%%
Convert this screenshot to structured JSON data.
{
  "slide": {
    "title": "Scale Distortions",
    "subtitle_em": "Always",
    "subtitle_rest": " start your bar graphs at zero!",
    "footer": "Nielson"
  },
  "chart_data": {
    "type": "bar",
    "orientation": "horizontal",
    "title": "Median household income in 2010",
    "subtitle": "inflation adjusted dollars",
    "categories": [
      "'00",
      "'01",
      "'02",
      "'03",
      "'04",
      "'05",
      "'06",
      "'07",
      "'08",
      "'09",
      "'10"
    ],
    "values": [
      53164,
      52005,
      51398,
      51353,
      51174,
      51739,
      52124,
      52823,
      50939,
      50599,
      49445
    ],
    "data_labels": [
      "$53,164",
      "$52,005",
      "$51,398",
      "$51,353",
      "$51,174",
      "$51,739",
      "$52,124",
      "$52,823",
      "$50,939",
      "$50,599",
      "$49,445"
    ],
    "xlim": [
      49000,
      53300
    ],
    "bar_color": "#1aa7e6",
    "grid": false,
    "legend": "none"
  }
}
%%
What you have to do
Make an exact copy of the data above.

Reply to the task
Convert this screenshot to structured JSON data.
{
  "slide": {
    "title": "Scale Distortions",
    "subtitle_em": "Always",
    "subtitle_rest": " start your bar graphs at zero!",
    "footer": "Nielson"
  },
  "chart_data": {
    "type": "bar",
    "orientation": "horizontal",
    "title": "Median household income in 2010",
    "subtitle": "inflation adjusted dollars",
    "categories": [
      "'00",
      "'01",
      "'02",
      "'03",
      "'04",
      "'05",
      "'06",
      "'07",
      "'08",
      "'09",
      "'10"
    ],
    "values": [
      53164,
      52005,
      51398,
      51353,
      51174,
      51739,
      52124,
      52823,
      50939,
      50599,
      49445
    ],
    "data_labels": [
      "$53,164",
      "$52,005",
      "$51,398",
      "$51,353",
      "$51,174",
      "$51,739",
      "$52,124",
      "$52,823",
      "$50,939",
      "$50,599",
      "$49,445"
    ],
    "xlim": [
      49000,
      53300
    ],
    "bar_color": "#1aa7e6",
    "grid": false,
    "legend": "none"
  }
}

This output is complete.